» **Text block**
John Maynard Keynes famously said: “When the facts change, I change my mind. What do you do sir?”
One has to hope that now that the inflation facts have changed, U.S. policymakers will not be quite as dismissive as they have been to date as to the real risk that the country could be heading towards an unwelcome period of higher inflation.
One indication that the inflation facts have been changing has been the very much faster than the anticipated pace at which officially measured inflation has been increasing. Over the past year, the consumer price index has risen by 4.2 percent or at approximately double the Federal Reserve’s 2 percent inflation price target. Meanwhile, over the past three months, the Personal Consumption Expenditure Price Index, excluding volatile food and energy prices, increased at an annualized rate of 4.9 percent. This latter measure, which is the Fed’s favorite inflation index, has now been increasing at its fastest pace since 1990.
Other indications of inflationary pressure come from the labor market. The Labor Department recently reported that in the first quarter of this year, the Employment Cost Index increased at its fastest rate in the past 18 years. At the same time, unfilled job openings have spiked to a record 8.1 million jobs, suggesting that the economy is already encountering labor shortages.
Both the Biden Administration and the Federal Reserve have dismissed the recent spike in price and wage inflation as a transitory phenomenon that soon will be reversed once the economy returns to normal. However, this view is not shared by the public.

» **Tasks to complete**
**1.** Rewrite the stretch of the inflation text from "Both the Biden" through "by the public.", substituting "temporary phenomenon" for "transitory phenomenon".
**2.** According to the inflation text, how much did the consumer price index rise over the past year?
None of this concerns the items.

» **Dataset records**

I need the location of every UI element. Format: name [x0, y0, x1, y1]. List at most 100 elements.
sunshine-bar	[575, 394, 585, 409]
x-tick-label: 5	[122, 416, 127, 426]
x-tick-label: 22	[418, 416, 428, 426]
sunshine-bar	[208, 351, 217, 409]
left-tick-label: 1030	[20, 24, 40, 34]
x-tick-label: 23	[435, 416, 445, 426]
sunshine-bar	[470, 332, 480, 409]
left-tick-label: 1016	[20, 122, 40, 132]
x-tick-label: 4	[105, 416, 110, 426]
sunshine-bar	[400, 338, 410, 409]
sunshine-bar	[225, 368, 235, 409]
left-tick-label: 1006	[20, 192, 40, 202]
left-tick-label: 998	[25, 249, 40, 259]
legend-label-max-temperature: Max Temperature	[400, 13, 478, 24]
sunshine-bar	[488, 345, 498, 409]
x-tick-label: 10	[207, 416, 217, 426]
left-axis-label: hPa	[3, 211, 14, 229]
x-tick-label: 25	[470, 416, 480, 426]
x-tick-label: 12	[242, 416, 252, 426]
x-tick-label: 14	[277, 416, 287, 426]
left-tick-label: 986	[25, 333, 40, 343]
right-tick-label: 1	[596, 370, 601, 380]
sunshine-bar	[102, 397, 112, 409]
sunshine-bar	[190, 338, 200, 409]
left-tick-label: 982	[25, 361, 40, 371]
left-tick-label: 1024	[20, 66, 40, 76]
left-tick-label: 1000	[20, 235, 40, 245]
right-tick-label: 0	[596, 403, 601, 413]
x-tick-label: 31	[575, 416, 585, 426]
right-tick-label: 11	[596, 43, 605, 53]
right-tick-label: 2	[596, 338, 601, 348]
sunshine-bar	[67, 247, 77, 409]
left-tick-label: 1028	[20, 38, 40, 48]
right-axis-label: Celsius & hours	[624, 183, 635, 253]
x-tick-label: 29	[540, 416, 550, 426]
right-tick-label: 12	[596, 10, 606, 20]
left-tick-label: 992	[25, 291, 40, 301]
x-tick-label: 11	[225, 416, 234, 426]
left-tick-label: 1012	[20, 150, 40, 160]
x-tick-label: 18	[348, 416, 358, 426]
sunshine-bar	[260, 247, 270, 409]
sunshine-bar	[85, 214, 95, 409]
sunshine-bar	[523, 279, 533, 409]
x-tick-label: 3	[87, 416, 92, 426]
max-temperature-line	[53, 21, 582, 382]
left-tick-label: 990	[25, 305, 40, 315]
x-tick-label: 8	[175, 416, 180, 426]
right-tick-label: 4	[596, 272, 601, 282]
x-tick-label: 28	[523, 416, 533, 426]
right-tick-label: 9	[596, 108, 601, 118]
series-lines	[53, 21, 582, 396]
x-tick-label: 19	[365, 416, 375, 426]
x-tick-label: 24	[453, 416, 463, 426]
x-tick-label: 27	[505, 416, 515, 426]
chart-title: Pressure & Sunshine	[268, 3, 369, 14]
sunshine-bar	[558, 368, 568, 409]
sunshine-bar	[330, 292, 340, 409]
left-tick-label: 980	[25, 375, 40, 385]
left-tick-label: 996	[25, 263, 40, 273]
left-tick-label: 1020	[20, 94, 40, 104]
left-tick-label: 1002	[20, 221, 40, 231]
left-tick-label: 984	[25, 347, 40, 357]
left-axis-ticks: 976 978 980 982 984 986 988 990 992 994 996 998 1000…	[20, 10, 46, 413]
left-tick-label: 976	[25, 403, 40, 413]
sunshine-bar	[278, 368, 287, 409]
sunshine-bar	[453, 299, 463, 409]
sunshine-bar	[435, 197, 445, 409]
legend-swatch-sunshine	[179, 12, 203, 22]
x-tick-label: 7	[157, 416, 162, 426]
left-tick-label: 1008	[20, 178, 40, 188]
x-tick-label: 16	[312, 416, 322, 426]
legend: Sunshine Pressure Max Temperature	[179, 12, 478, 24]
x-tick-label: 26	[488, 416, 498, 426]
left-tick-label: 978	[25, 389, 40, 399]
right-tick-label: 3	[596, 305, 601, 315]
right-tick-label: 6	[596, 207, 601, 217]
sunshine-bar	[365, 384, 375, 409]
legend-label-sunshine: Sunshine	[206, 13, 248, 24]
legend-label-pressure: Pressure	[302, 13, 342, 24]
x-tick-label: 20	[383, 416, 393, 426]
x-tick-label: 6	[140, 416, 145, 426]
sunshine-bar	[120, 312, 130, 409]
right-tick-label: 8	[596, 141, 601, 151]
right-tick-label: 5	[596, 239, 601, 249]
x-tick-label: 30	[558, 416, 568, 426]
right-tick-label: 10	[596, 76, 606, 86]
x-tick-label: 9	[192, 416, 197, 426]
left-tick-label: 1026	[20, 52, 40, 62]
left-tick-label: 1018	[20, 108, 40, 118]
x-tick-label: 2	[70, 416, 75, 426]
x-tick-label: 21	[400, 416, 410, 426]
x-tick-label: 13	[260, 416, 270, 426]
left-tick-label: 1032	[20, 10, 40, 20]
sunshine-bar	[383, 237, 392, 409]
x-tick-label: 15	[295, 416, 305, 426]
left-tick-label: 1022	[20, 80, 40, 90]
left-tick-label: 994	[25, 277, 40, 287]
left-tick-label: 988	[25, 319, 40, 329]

» **Task-by-task solutions**
**1.**
Both the Biden Administration and the Federal Reserve have dismissed the recent spike in price and wage inflation as a temporary phenomenon that soon will be reversed once the economy returns to normal. However, this view is not shared by the public.

**2.** 4.2 percent